### Problem description
Copy each line of the data below with the word "frac".

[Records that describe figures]
╭──

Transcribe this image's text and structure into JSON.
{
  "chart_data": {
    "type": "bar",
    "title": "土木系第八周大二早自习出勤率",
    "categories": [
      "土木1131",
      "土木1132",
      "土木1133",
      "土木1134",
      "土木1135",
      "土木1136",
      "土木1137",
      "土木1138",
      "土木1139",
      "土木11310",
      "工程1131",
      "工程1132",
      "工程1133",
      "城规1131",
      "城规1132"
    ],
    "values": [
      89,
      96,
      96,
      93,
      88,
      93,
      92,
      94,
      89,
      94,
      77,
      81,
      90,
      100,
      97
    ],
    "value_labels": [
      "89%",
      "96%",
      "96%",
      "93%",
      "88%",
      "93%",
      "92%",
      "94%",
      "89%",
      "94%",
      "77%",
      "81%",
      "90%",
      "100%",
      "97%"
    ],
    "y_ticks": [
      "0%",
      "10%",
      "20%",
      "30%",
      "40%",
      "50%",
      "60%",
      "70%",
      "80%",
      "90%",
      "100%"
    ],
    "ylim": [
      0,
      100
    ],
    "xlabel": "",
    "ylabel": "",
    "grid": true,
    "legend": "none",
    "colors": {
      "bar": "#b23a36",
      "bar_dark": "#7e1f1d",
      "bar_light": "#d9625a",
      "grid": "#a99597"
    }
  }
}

╰──
╭──

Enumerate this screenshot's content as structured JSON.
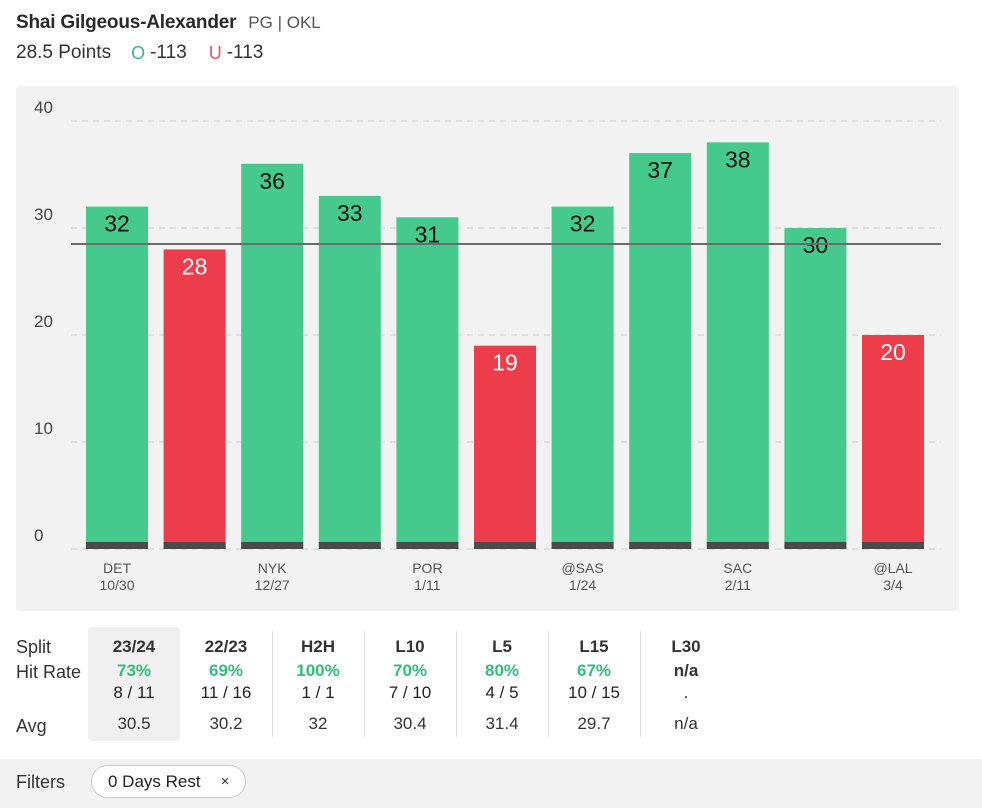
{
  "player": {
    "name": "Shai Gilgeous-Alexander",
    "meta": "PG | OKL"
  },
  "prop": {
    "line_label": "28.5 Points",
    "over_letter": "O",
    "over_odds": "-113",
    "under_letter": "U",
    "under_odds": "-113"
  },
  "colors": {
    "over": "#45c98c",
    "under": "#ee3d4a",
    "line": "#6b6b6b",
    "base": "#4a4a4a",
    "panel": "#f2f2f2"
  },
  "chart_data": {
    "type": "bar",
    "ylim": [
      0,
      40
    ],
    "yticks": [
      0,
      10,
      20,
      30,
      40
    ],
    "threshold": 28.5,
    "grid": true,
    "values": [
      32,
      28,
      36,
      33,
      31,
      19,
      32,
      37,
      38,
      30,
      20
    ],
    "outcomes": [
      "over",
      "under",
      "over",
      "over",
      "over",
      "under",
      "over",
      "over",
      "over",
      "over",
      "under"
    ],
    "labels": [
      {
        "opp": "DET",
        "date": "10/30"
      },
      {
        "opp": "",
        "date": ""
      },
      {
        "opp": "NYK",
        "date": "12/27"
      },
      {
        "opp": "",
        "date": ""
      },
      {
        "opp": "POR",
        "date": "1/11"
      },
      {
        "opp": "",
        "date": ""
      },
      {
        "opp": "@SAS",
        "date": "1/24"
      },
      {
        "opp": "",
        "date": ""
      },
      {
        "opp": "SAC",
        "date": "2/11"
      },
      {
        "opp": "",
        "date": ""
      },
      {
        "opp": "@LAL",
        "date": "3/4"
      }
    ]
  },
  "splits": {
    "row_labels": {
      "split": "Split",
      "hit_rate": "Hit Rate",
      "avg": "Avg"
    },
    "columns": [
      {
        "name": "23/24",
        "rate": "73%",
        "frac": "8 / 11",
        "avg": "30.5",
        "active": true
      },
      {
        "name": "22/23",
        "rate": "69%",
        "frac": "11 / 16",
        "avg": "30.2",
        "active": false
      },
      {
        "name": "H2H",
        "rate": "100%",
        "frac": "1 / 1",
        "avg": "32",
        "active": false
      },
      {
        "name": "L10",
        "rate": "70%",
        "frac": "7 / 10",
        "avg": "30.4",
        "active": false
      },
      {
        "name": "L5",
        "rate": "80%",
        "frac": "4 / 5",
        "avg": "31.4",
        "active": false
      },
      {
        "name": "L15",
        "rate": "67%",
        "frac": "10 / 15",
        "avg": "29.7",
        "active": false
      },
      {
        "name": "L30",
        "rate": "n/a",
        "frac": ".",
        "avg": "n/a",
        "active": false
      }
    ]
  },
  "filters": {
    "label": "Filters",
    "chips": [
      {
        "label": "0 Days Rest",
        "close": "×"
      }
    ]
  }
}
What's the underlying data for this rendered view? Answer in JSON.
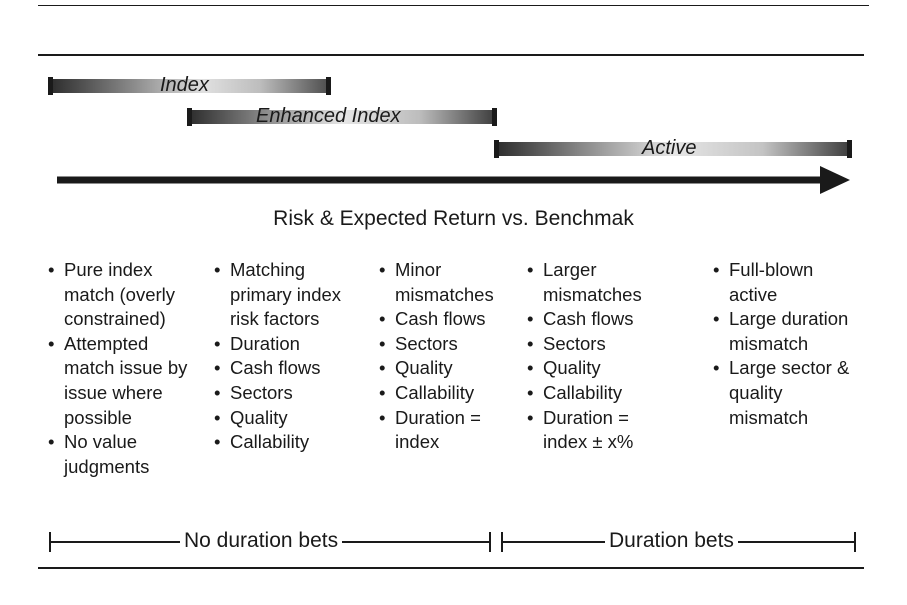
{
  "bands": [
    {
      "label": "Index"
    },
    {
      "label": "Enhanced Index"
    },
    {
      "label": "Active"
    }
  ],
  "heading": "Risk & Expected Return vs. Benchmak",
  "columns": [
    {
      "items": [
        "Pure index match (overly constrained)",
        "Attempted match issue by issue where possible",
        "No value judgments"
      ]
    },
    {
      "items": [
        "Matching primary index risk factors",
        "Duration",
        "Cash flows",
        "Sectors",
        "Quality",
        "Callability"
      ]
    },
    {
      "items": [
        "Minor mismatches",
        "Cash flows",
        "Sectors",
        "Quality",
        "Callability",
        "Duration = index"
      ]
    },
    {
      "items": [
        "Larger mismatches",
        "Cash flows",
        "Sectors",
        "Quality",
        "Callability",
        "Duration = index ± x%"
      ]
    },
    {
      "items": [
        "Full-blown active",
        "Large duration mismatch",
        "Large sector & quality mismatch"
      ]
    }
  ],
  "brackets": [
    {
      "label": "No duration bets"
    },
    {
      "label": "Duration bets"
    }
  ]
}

╰──

### Task result
        "frac": "8 / 11",
        "frac": "11 / 16",
        "frac": "1 / 1",
        "frac": "7 / 10",
        "frac": "4 / 5",
        "frac": "10 / 15",
        "frac": ".",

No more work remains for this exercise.